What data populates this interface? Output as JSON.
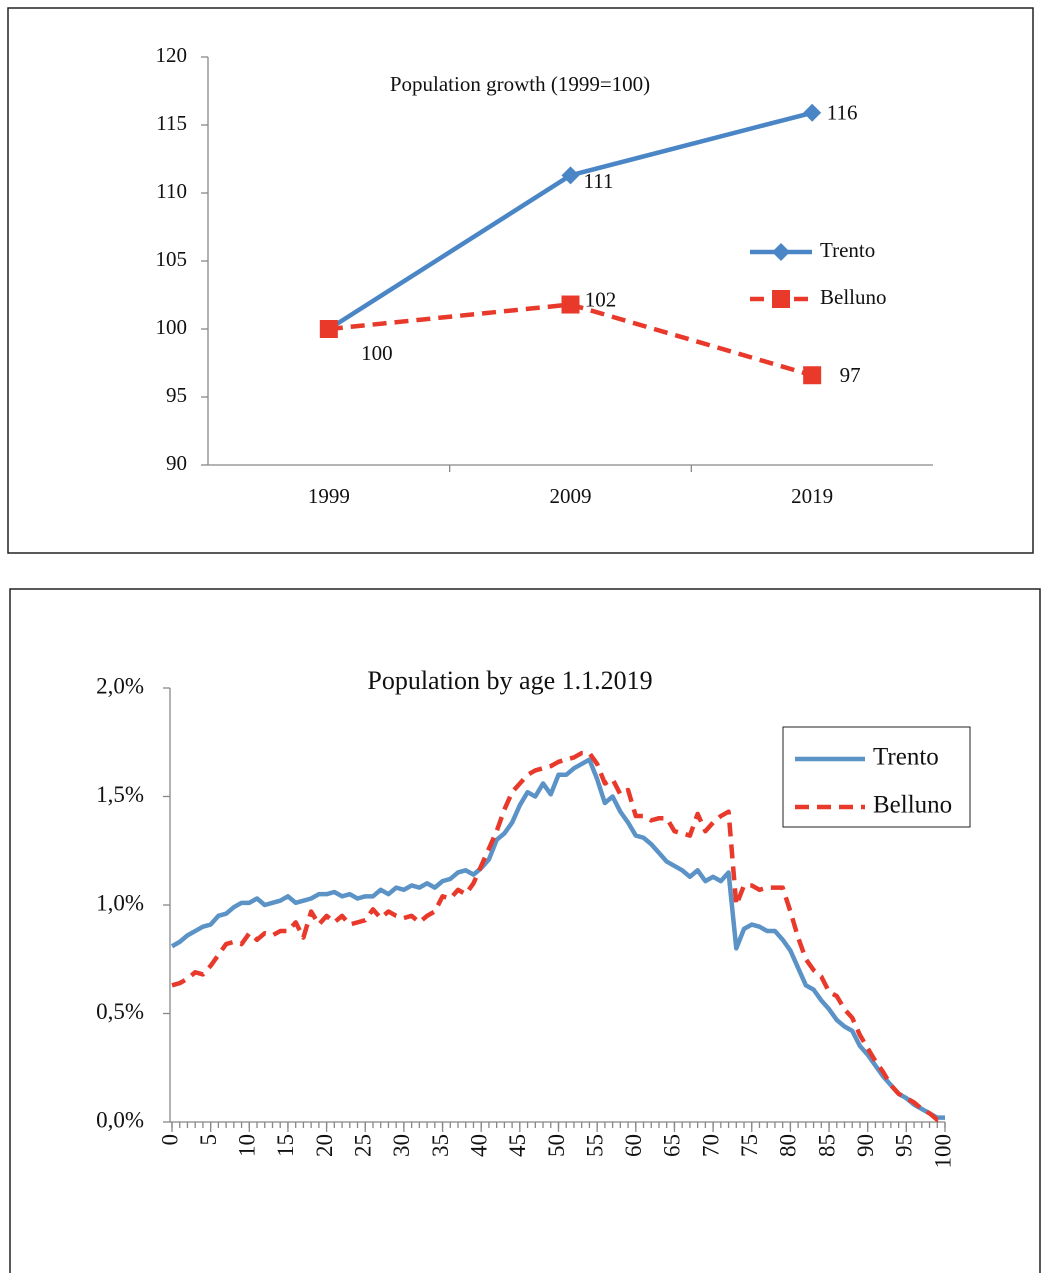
{
  "chart_data": [
    {
      "type": "line",
      "title": "Population growth (1999=100)",
      "categories": [
        "1999",
        "2009",
        "2019"
      ],
      "series": [
        {
          "name": "Trento",
          "color": "#4a86c6",
          "marker": "diamond",
          "line_style": "solid",
          "values": [
            100,
            111.3,
            115.9
          ],
          "value_labels": [
            null,
            "111",
            "116"
          ]
        },
        {
          "name": "Belluno",
          "color": "#e8392b",
          "marker": "square",
          "line_style": "dashed",
          "values": [
            100,
            101.8,
            96.6
          ],
          "value_labels": [
            "100",
            "102",
            "97"
          ]
        }
      ],
      "ylim": [
        90,
        120
      ],
      "yticks": [
        90,
        95,
        100,
        105,
        110,
        115,
        120
      ],
      "grid": false,
      "legend": "right"
    },
    {
      "type": "line",
      "title": "Population by age 1.1.2019",
      "x": [
        0,
        1,
        2,
        3,
        4,
        5,
        6,
        7,
        8,
        9,
        10,
        11,
        12,
        13,
        14,
        15,
        16,
        17,
        18,
        19,
        20,
        21,
        22,
        23,
        24,
        25,
        26,
        27,
        28,
        29,
        30,
        31,
        32,
        33,
        34,
        35,
        36,
        37,
        38,
        39,
        40,
        41,
        42,
        43,
        44,
        45,
        46,
        47,
        48,
        49,
        50,
        51,
        52,
        53,
        54,
        55,
        56,
        57,
        58,
        59,
        60,
        61,
        62,
        63,
        64,
        65,
        66,
        67,
        68,
        69,
        70,
        71,
        72,
        73,
        74,
        75,
        76,
        77,
        78,
        79,
        80,
        81,
        82,
        83,
        84,
        85,
        86,
        87,
        88,
        89,
        90,
        91,
        92,
        93,
        94,
        95,
        96,
        97,
        98,
        99,
        100
      ],
      "series": [
        {
          "name": "Trento",
          "color": "#5b93c7",
          "line_style": "solid",
          "values": [
            0.81,
            0.83,
            0.86,
            0.88,
            0.9,
            0.91,
            0.95,
            0.96,
            0.99,
            1.01,
            1.01,
            1.03,
            1.0,
            1.01,
            1.02,
            1.04,
            1.01,
            1.02,
            1.03,
            1.05,
            1.05,
            1.06,
            1.04,
            1.05,
            1.03,
            1.04,
            1.04,
            1.07,
            1.05,
            1.08,
            1.07,
            1.09,
            1.08,
            1.1,
            1.08,
            1.11,
            1.12,
            1.15,
            1.16,
            1.14,
            1.17,
            1.21,
            1.3,
            1.33,
            1.38,
            1.46,
            1.52,
            1.5,
            1.56,
            1.51,
            1.6,
            1.6,
            1.63,
            1.65,
            1.67,
            1.58,
            1.47,
            1.5,
            1.43,
            1.38,
            1.32,
            1.31,
            1.28,
            1.24,
            1.2,
            1.18,
            1.16,
            1.13,
            1.16,
            1.11,
            1.13,
            1.11,
            1.15,
            0.8,
            0.89,
            0.91,
            0.9,
            0.88,
            0.88,
            0.84,
            0.79,
            0.71,
            0.63,
            0.61,
            0.56,
            0.52,
            0.47,
            0.44,
            0.42,
            0.35,
            0.31,
            0.26,
            0.21,
            0.17,
            0.13,
            0.11,
            0.08,
            0.06,
            0.04,
            0.02,
            0.02
          ]
        },
        {
          "name": "Belluno",
          "color": "#e8392b",
          "line_style": "dashed",
          "values": [
            0.63,
            0.64,
            0.66,
            0.69,
            0.68,
            0.72,
            0.77,
            0.82,
            0.83,
            0.82,
            0.87,
            0.84,
            0.87,
            0.86,
            0.88,
            0.88,
            0.92,
            0.85,
            0.97,
            0.91,
            0.95,
            0.92,
            0.95,
            0.91,
            0.92,
            0.93,
            0.98,
            0.94,
            0.97,
            0.95,
            0.94,
            0.95,
            0.92,
            0.95,
            0.97,
            1.04,
            1.03,
            1.07,
            1.05,
            1.1,
            1.18,
            1.26,
            1.34,
            1.44,
            1.52,
            1.56,
            1.6,
            1.62,
            1.63,
            1.64,
            1.66,
            1.67,
            1.68,
            1.7,
            1.7,
            1.65,
            1.56,
            1.58,
            1.51,
            1.53,
            1.41,
            1.41,
            1.39,
            1.4,
            1.4,
            1.34,
            1.33,
            1.32,
            1.42,
            1.34,
            1.38,
            1.41,
            1.43,
            1.0,
            1.09,
            1.09,
            1.07,
            1.08,
            1.08,
            1.08,
            0.97,
            0.85,
            0.75,
            0.7,
            0.67,
            0.6,
            0.58,
            0.52,
            0.48,
            0.4,
            0.34,
            0.28,
            0.23,
            0.17,
            0.13,
            0.11,
            0.09,
            0.06,
            0.04,
            0.01,
            0.02
          ]
        }
      ],
      "xlim": [
        0,
        100
      ],
      "xticks": [
        0,
        5,
        10,
        15,
        20,
        25,
        30,
        35,
        40,
        45,
        50,
        55,
        60,
        65,
        70,
        75,
        80,
        85,
        90,
        95,
        100
      ],
      "ylim": [
        0,
        2
      ],
      "yticks": [
        {
          "value": 0,
          "label": "0,0%"
        },
        {
          "value": 0.5,
          "label": "0,5%"
        },
        {
          "value": 1,
          "label": "1,0%"
        },
        {
          "value": 1.5,
          "label": "1,5%"
        },
        {
          "value": 2,
          "label": "2,0%"
        }
      ],
      "grid": false,
      "legend": "right"
    }
  ]
}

## Short task
Transcribe the entries above verbatim, omitting their pictures.

## Worked answer
What data populates this interface? Output as JSON.
{
  "chart_data": [
    {
      "type": "line",
      "title": "Population growth (1999=100)",
      "categories": [
        "1999",
        "2009",
        "2019"
      ],
      "series": [
        {
          "name": "Trento",
          "color": "#4a86c6",
          "marker": "diamond",
          "line_style": "solid",
          "values": [
            100,
            111.3,
            115.9
          ],
          "value_labels": [
            null,
            "111",
            "116"
          ]
        },
        {
          "name": "Belluno",
          "color": "#e8392b",
          "marker": "square",
          "line_style": "dashed",
          "values": [
            100,
            101.8,
            96.6
          ],
          "value_labels": [
            "100",
            "102",
            "97"
          ]
        }
      ],
      "ylim": [
        90,
        120
      ],
      "yticks": [
        90,
        95,
        100,
        105,
        110,
        115,
        120
      ],
      "grid": false,
      "legend": "right"
    },
    {
      "type": "line",
      "title": "Population by age 1.1.2019",
      "x": [
        0,
        1,
        2,
        3,
        4,
        5,
        6,
        7,
        8,
        9,
        10,
        11,
        12,
        13,
        14,
        15,
        16,
        17,
        18,
        19,
        20,
        21,
        22,
        23,
        24,
        25,
        26,
        27,
        28,
        29,
        30,
        31,
        32,
        33,
        34,
        35,
        36,
        37,
        38,
        39,
        40,
        41,
        42,
        43,
        44,
        45,
        46,
        47,
        48,
        49,
        50,
        51,
        52,
        53,
        54,
        55,
        56,
        57,
        58,
        59,
        60,
        61,
        62,
        63,
        64,
        65,
        66,
        67,
        68,
        69,
        70,
        71,
        72,
        73,
        74,
        75,
        76,
        77,
        78,
        79,
        80,
        81,
        82,
        83,
        84,
        85,
        86,
        87,
        88,
        89,
        90,
        91,
        92,
        93,
        94,
        95,
        96,
        97,
        98,
        99,
        100
      ],
      "series": [
        {
          "name": "Trento",
          "color": "#5b93c7",
          "line_style": "solid",
          "values": [
            0.81,
            0.83,
            0.86,
            0.88,
            0.9,
            0.91,
            0.95,
            0.96,
            0.99,
            1.01,
            1.01,
            1.03,
            1.0,
            1.01,
            1.02,
            1.04,
            1.01,
            1.02,
            1.03,
            1.05,
            1.05,
            1.06,
            1.04,
            1.05,
            1.03,
            1.04,
            1.04,
            1.07,
            1.05,
            1.08,
            1.07,
            1.09,
            1.08,
            1.1,
            1.08,
            1.11,
            1.12,
            1.15,
            1.16,
            1.14,
            1.17,
            1.21,
            1.3,
            1.33,
            1.38,
            1.46,
            1.52,
            1.5,
            1.56,
            1.51,
            1.6,
            1.6,
            1.63,
            1.65,
            1.67,
            1.58,
            1.47,
            1.5,
            1.43,
            1.38,
            1.32,
            1.31,
            1.28,
            1.24,
            1.2,
            1.18,
            1.16,
            1.13,
            1.16,
            1.11,
            1.13,
            1.11,
            1.15,
            0.8,
            0.89,
            0.91,
            0.9,
            0.88,
            0.88,
            0.84,
            0.79,
            0.71,
            0.63,
            0.61,
            0.56,
            0.52,
            0.47,
            0.44,
            0.42,
            0.35,
            0.31,
            0.26,
            0.21,
            0.17,
            0.13,
            0.11,
            0.08,
            0.06,
            0.04,
            0.02,
            0.02
          ]
        },
        {
          "name": "Belluno",
          "color": "#e8392b",
          "line_style": "dashed",
          "values": [
            0.63,
            0.64,
            0.66,
            0.69,
            0.68,
            0.72,
            0.77,
            0.82,
            0.83,
            0.82,
            0.87,
            0.84,
            0.87,
            0.86,
            0.88,
            0.88,
            0.92,
            0.85,
            0.97,
            0.91,
            0.95,
            0.92,
            0.95,
            0.91,
            0.92,
            0.93,
            0.98,
            0.94,
            0.97,
            0.95,
            0.94,
            0.95,
            0.92,
            0.95,
            0.97,
            1.04,
            1.03,
            1.07,
            1.05,
            1.1,
            1.18,
            1.26,
            1.34,
            1.44,
            1.52,
            1.56,
            1.6,
            1.62,
            1.63,
            1.64,
            1.66,
            1.67,
            1.68,
            1.7,
            1.7,
            1.65,
            1.56,
            1.58,
            1.51,
            1.53,
            1.41,
            1.41,
            1.39,
            1.4,
            1.4,
            1.34,
            1.33,
            1.32,
            1.42,
            1.34,
            1.38,
            1.41,
            1.43,
            1.0,
            1.09,
            1.09,
            1.07,
            1.08,
            1.08,
            1.08,
            0.97,
            0.85,
            0.75,
            0.7,
            0.67,
            0.6,
            0.58,
            0.52,
            0.48,
            0.4,
            0.34,
            0.28,
            0.23,
            0.17,
            0.13,
            0.11,
            0.09,
            0.06,
            0.04,
            0.01,
            0.02
          ]
        }
      ],
      "xlim": [
        0,
        100
      ],
      "xticks": [
        0,
        5,
        10,
        15,
        20,
        25,
        30,
        35,
        40,
        45,
        50,
        55,
        60,
        65,
        70,
        75,
        80,
        85,
        90,
        95,
        100
      ],
      "ylim": [
        0,
        2
      ],
      "yticks": [
        {
          "value": 0,
          "label": "0,0%"
        },
        {
          "value": 0.5,
          "label": "0,5%"
        },
        {
          "value": 1,
          "label": "1,0%"
        },
        {
          "value": 1.5,
          "label": "1,5%"
        },
        {
          "value": 2,
          "label": "2,0%"
        }
      ],
      "grid": false,
      "legend": "right"
    }
  ]
}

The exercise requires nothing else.